Data records:
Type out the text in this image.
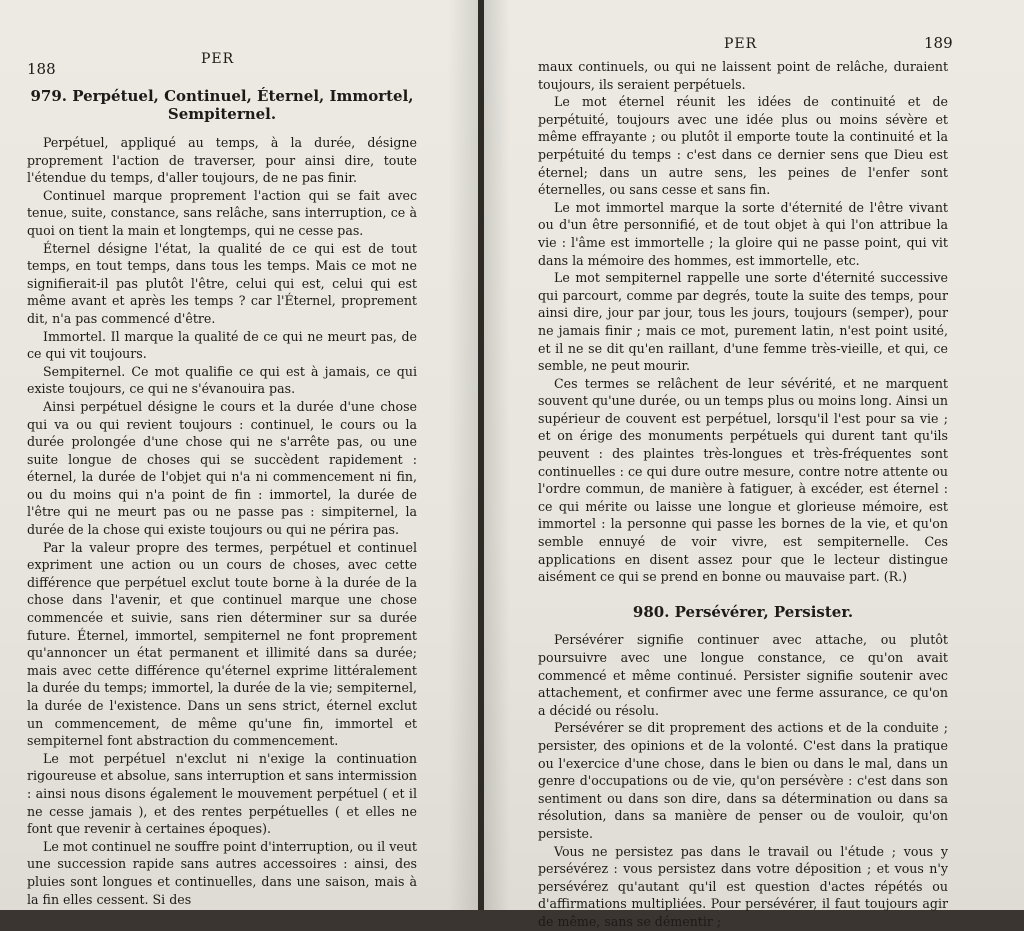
188
PER
979. Perpétuel, Continuel, Éternel, Immortel,
Sempiternel.

Perpétuel, appliqué au temps, à la durée, désigne proprement l'action de traverser, pour ainsi dire, toute l'étendue du temps, d'aller toujours, de ne pas finir.

Continuel marque proprement l'action qui se fait avec tenue, suite, constance, sans relâche, sans interruption, ce à quoi on tient la main et longtemps, qui ne cesse pas.

Éternel désigne l'état, la qualité de ce qui est de tout temps, en tout temps, dans tous les temps. Mais ce mot ne signifierait-il pas plutôt l'être, celui qui est, celui qui est même avant et après les temps ? car l'Éternel, proprement dit, n'a pas commencé d'être.

Immortel. Il marque la qualité de ce qui ne meurt pas, de ce qui vit toujours.

Sempiternel. Ce mot qualifie ce qui est à jamais, ce qui existe toujours, ce qui ne s'évanouira pas.

Ainsi perpétuel désigne le cours et la durée d'une chose qui va ou qui revient toujours : continuel, le cours ou la durée prolongée d'une chose qui ne s'arrête pas, ou une suite longue de choses qui se succèdent rapidement : éternel, la durée de l'objet qui n'a ni commencement ni fin, ou du moins qui n'a point de fin : immortel, la durée de l'être qui ne meurt pas ou ne passe pas : simpiternel, la durée de la chose qui existe toujours ou qui ne périra pas.

Par la valeur propre des termes, perpétuel et continuel expriment une action ou un cours de choses, avec cette différence que perpétuel exclut toute borne à la durée de la chose dans l'avenir, et que continuel marque une chose commencée et suivie, sans rien déterminer sur sa durée future. Éternel, immortel, sempiternel ne font proprement qu'annoncer un état permanent et illimité dans sa durée; mais avec cette différence qu'éternel exprime littéralement la durée du temps; immortel, la durée de la vie; sempiternel, la durée de l'existence. Dans un sens strict, éternel exclut un commencement, de même qu'une fin, immortel et sempiternel font abstraction du commencement.

Le mot perpétuel n'exclut ni n'exige la continuation rigoureuse et absolue, sans interruption et sans intermission : ainsi nous disons également le mouvement perpétuel ( et il ne cesse jamais ), et des rentes perpétuelles ( et elles ne font que revenir à certaines époques).

Le mot continuel ne souffre point d'interruption, ou il veut une succession rapide sans autres accessoires : ainsi, des pluies sont longues et continuelles, dans une saison, mais à la fin elles cessent. Si des

PER	189

maux continuels, ou qui ne laissent point de relâche, duraient toujours, ils seraient perpétuels.

Le mot éternel réunit les idées de continuité et de perpétuité, toujours avec une idée plus ou moins sévère et même effrayante ; ou plutôt il emporte toute la continuité et la perpétuité du temps : c'est dans ce dernier sens que Dieu est éternel; dans un autre sens, les peines de l'enfer sont éternelles, ou sans cesse et sans fin.

Le mot immortel marque la sorte d'éternité de l'être vivant ou d'un être personnifié, et de tout objet à qui l'on attribue la vie : l'âme est immortelle ; la gloire qui ne passe point, qui vit dans la mémoire des hommes, est immortelle, etc.

Le mot sempiternel rappelle une sorte d'éternité successive qui parcourt, comme par degrés, toute la suite des temps, pour ainsi dire, jour par jour, tous les jours, toujours (semper), pour ne jamais finir ; mais ce mot, purement latin, n'est point usité, et il ne se dit qu'en raillant, d'une femme très-vieille, et qui, ce semble, ne peut mourir.

Ces termes se relâchent de leur sévérité, et ne marquent souvent qu'une durée, ou un temps plus ou moins long. Ainsi un supérieur de couvent est perpétuel, lorsqu'il l'est pour sa vie ; et on érige des monuments perpétuels qui durent tant qu'ils peuvent : des plaintes très-longues et très-fréquentes sont continuelles : ce qui dure outre mesure, contre notre attente ou l'ordre commun, de manière à fatiguer, à excéder, est éternel : ce qui mérite ou laisse une longue et glorieuse mémoire, est immortel : la personne qui passe les bornes de la vie, et qu'on semble ennuyé de voir vivre, est sempiternelle. Ces applications en disent assez pour que le lecteur distingue aisément ce qui se prend en bonne ou mauvaise part. (R.)

980. Persévérer, Persister.

Persévérer signifie continuer avec attache, ou plutôt poursuivre avec une longue constance, ce qu'on avait commencé et même continué. Persister signifie soutenir avec attachement, et confirmer avec une ferme assurance, ce qu'on a décidé ou résolu.

Persévérer se dit proprement des actions et de la conduite ; persister, des opinions et de la volonté. C'est dans la pratique ou l'exercice d'une chose, dans le bien ou dans le mal, dans un genre d'occupations ou de vie, qu'on persévère : c'est dans son sentiment ou dans son dire, dans sa détermination ou dans sa résolution, dans sa manière de penser ou de vouloir, qu'on persiste.

Vous ne persistez pas dans le travail ou l'étude ; vous y persévérez : vous persistez dans votre déposition ; et vous n'y persévérez qu'autant qu'il est question d'actes répétés ou d'affirmations multipliées. Pour persévérer, il faut toujours agir de même, sans se démentir ;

Aim — Copy all lines from the entries that contain the word "semble".

Result of the task —
Le mot sempiternel rappelle une sorte d'éternité successive qui parcourt, comme par degrés, toute la suite des temps, pour ainsi dire, jour par jour, tous les jours, toujours (semper), pour ne jamais finir ; mais ce mot, purement latin, n'est point usité, et il ne se dit qu'en raillant, d'une femme très-vieille, et qui, ce semble, ne peut mourir.
Ces termes se relâchent de leur sévérité, et ne marquent souvent qu'une durée, ou un temps plus ou moins long. Ainsi un supérieur de couvent est perpétuel, lorsqu'il l'est pour sa vie ; et on érige des monuments perpétuels qui durent tant qu'ils peuvent : des plaintes très-longues et très-fréquentes sont continuelles : ce qui dure outre mesure, contre notre attente ou l'ordre commun, de manière à fatiguer, à excéder, est éternel : ce qui mérite ou laisse une longue et glorieuse mémoire, est immortel : la personne qui passe les bornes de la vie, et qu'on semble ennuyé de voir vivre, est sempiternelle. Ces applications en disent assez pour que le lecteur distingue aisément ce qui se prend en bonne ou mauvaise part. (R.)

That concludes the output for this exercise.